## Start Records supplied
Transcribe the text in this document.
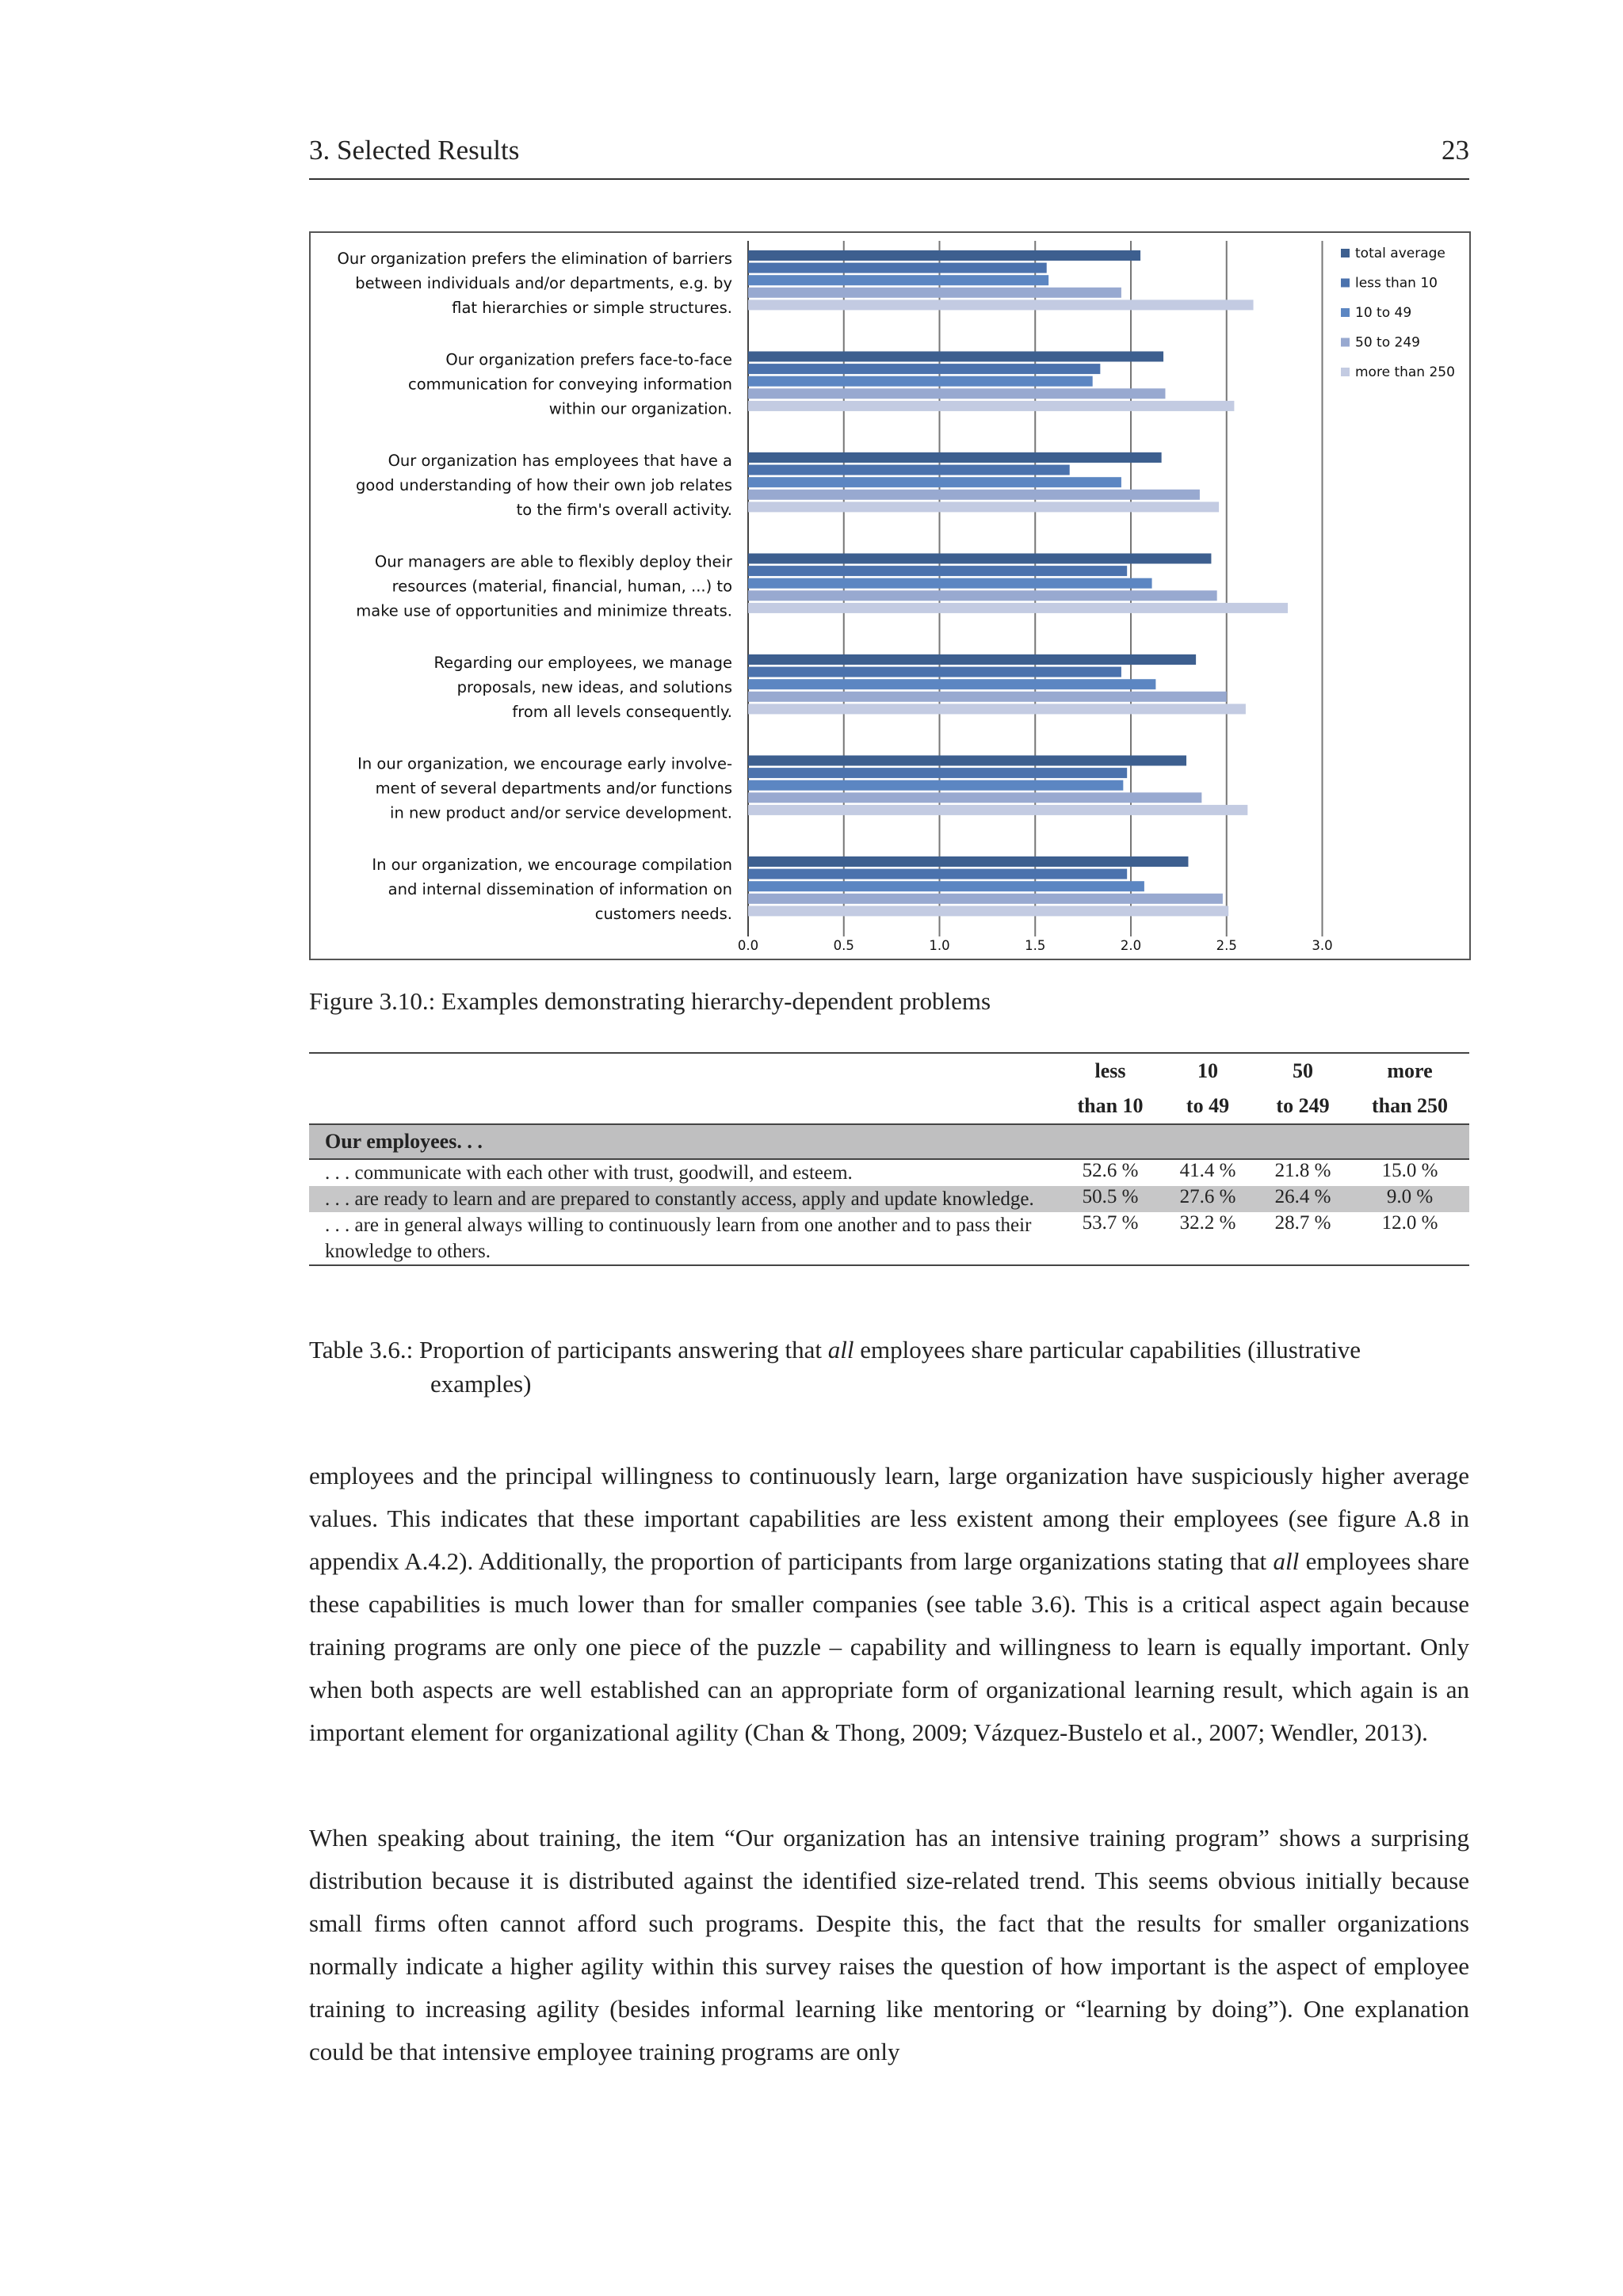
3. Selected Results	23
0.0	0.5	1.0	1.5	2.0	2.5	3.0
Our organization prefers the elimination of barriers
between individuals and/or departments, e.g. by
flat hierarchies or simple structures.
Our organization prefers face-to-face
communication for conveying information
within our organization.
Our organization has employees that have a
good understanding of how their own job relates
to the firm's overall activity.
Our managers are able to flexibly deploy their
resources (material, financial, human, ...) to
make use of opportunities and minimize threats.
Regarding our employees, we manage
proposals, new ideas, and solutions
from all levels consequently.
In our organization, we encourage early involve-
ment of several departments and/or functions
in new product and/or service development.
In our organization, we encourage compilation
and internal dissemination of information on
customers needs.
total average
less than 10
10 to 49
50 to 249
more than 250
Figure 3.10.: Examples demonstrating hierarchy-dependent problems
	less	10	50	more
	than 10	to 49	to 249	than 250
Our employees. . .				
. . . communicate with each other with trust, goodwill, and esteem.	52.6 %	41.4 %	21.8 %	15.0 %
. . . are ready to learn and are prepared to constantly access, apply and update knowledge.	50.5 %	27.6 %	26.4 %	9.0 %
. . . are in general always willing to continuously learn from one another and to pass their knowledge to others.	53.7 %	32.2 %	28.7 %	12.0 %
Table 3.6.: Proportion of participants answering that all employees share particular capabilities (illustrative
examples)
employees and the principal willingness to continuously learn, large organization have suspiciously higher average values. This indicates that these important capabilities are less existent among their employees (see figure A.8 in appendix A.4.2). Additionally, the proportion of participants from large organizations stating that all employees share these capabilities is much lower than for smaller companies (see table 3.6). This is a critical aspect again because training programs are only one piece of the puzzle – capability and willingness to learn is equally important. Only when both aspects are well established can an appropriate form of organizational learning result, which again is an important element for organizational agility (Chan & Thong, 2009; Vázquez-Bustelo et al., 2007; Wendler, 2013).
When speaking about training, the item “Our organization has an intensive training program” shows a surprising distribution because it is distributed against the identified size-related trend. This seems obvious initially because small firms often cannot afford such programs. Despite this, the fact that the results for smaller organizations normally indicate a higher agility within this survey raises the question of how important is the aspect of employee training to increasing agility (besides informal learning like mentoring or “learning by doing”). One explanation could be that intensive employee training programs are only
## End Records supplied
# Problem to work on
Give only the count of lines in which the string "learning" appears.

# Problem solution
2